■ **Your task**: Extract every line that includes the string "свою".

Collection entries:
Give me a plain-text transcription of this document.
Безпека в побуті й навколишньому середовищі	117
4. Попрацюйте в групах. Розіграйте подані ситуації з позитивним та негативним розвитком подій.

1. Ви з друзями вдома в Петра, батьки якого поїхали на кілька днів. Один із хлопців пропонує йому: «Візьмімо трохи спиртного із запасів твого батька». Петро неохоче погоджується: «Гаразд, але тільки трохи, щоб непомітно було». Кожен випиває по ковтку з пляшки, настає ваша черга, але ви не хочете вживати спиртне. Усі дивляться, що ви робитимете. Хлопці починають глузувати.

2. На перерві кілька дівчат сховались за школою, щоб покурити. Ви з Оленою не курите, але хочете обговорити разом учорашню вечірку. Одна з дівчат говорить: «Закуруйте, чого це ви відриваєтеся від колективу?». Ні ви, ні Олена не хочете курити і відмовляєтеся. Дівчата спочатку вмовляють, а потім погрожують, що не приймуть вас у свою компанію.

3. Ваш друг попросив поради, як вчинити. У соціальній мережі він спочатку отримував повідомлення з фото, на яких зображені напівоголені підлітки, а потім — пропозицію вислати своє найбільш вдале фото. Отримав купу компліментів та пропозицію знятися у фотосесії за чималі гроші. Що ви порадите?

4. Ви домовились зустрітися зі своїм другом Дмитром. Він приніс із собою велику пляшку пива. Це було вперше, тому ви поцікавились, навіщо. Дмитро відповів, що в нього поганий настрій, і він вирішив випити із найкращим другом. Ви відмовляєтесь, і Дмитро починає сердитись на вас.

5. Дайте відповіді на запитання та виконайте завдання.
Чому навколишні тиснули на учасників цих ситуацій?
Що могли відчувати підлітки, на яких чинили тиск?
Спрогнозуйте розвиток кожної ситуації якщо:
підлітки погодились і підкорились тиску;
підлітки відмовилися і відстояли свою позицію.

---

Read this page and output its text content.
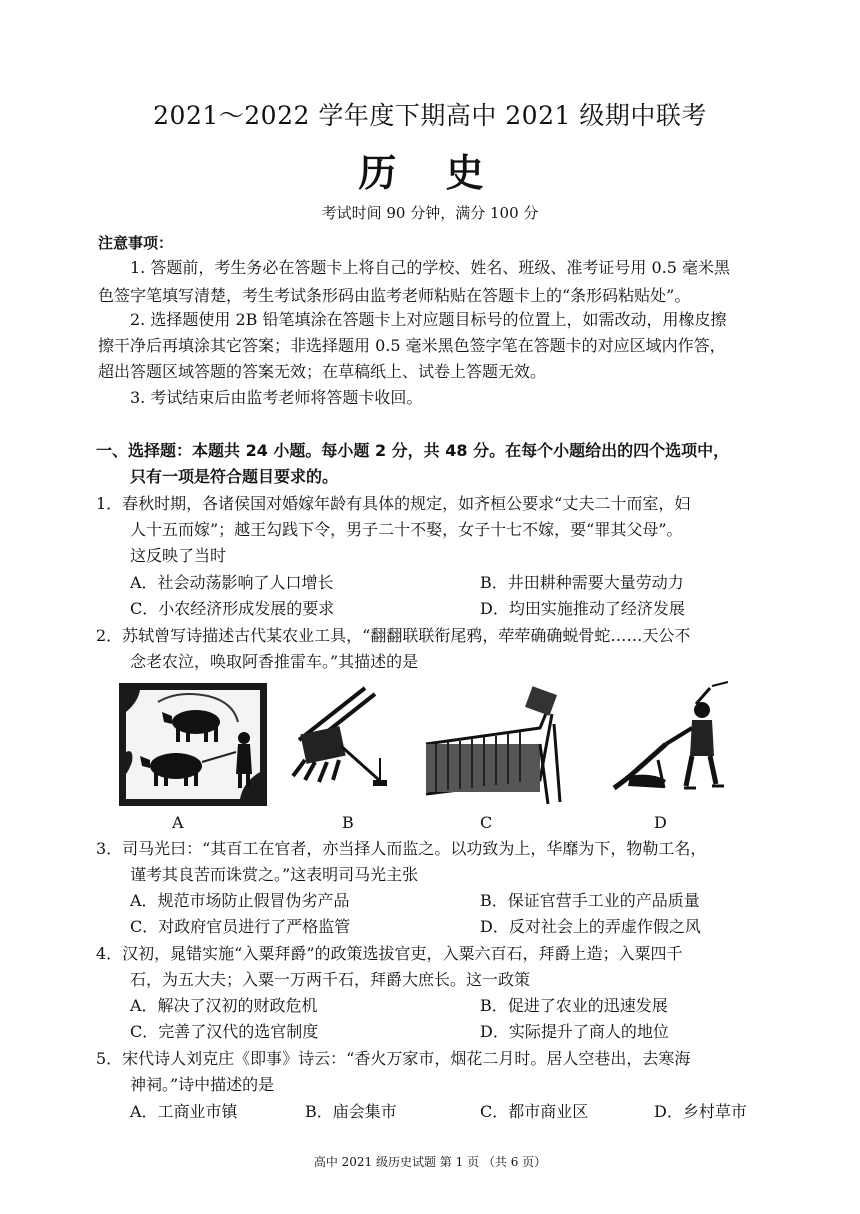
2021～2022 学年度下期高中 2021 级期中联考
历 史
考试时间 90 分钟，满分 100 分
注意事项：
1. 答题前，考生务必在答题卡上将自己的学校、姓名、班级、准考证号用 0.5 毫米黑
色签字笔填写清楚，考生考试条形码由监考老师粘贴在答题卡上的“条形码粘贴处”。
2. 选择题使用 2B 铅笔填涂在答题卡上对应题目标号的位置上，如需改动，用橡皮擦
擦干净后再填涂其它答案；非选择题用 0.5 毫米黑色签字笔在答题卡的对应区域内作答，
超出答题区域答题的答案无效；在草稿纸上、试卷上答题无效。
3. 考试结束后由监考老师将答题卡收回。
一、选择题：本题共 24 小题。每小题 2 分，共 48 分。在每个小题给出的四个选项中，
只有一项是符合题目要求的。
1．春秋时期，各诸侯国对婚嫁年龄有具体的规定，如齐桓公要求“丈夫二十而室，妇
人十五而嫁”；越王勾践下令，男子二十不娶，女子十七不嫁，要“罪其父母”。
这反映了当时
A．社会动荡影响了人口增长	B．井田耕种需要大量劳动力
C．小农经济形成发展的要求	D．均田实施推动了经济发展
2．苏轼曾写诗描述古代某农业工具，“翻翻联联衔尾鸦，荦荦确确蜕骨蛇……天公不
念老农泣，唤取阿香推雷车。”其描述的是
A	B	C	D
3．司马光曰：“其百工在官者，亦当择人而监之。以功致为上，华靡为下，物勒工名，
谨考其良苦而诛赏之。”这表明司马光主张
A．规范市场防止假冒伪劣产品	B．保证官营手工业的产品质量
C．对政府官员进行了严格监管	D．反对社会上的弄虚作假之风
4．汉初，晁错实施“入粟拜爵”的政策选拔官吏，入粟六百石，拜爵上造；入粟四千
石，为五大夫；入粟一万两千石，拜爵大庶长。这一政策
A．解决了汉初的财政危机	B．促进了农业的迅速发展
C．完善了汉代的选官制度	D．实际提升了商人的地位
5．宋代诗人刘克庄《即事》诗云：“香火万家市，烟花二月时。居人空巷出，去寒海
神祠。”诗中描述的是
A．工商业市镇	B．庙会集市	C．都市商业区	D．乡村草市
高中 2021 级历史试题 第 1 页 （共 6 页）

---

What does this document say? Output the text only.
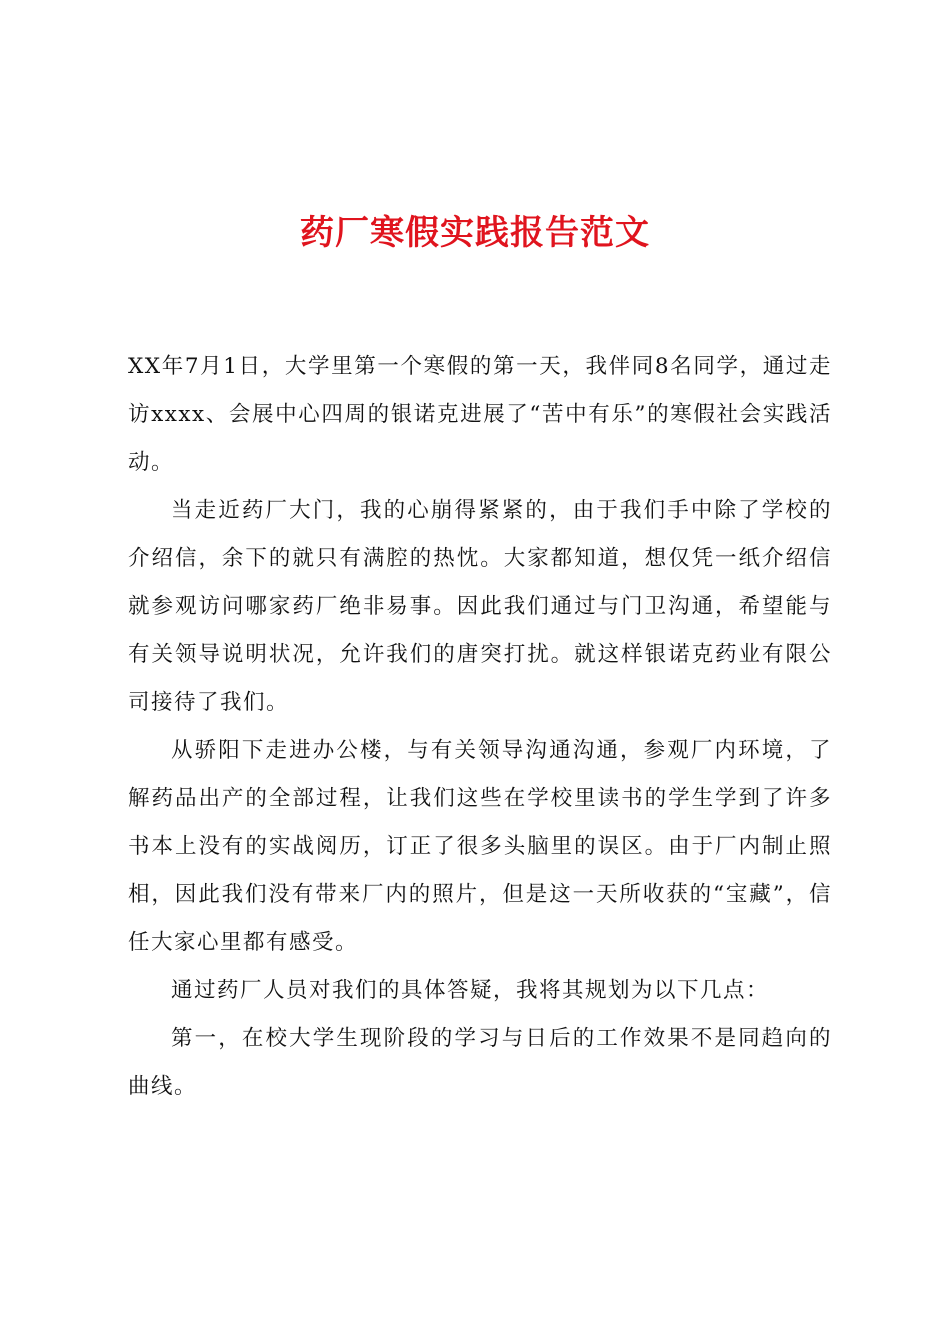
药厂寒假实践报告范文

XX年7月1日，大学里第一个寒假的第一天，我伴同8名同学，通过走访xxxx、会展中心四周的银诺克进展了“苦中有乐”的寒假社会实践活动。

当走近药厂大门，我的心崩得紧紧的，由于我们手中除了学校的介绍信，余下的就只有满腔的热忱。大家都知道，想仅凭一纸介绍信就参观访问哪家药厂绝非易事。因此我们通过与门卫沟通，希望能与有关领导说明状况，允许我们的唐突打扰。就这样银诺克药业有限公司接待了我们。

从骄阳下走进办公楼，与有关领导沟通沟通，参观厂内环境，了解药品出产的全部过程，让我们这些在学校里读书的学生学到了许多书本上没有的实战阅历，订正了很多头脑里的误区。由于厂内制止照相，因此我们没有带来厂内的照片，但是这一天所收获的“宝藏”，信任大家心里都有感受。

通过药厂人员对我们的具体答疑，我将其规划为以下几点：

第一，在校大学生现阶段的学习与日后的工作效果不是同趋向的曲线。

■ **Exercise answer**:
2. На перерві кілька дівчат сховались за школою, щоб покурити. Ви з Оленою не курите, але хочете обговорити разом учорашню вечірку. Одна з дівчат говорить: «Закуруйте, чого це ви відриваєтеся від колективу?». Ні ви, ні Олена не хочете курити і відмовляєтеся. Дівчата спочатку вмовляють, а потім погрожують, що не приймуть вас у свою компанію.
підлітки відмовилися і відстояли свою позицію.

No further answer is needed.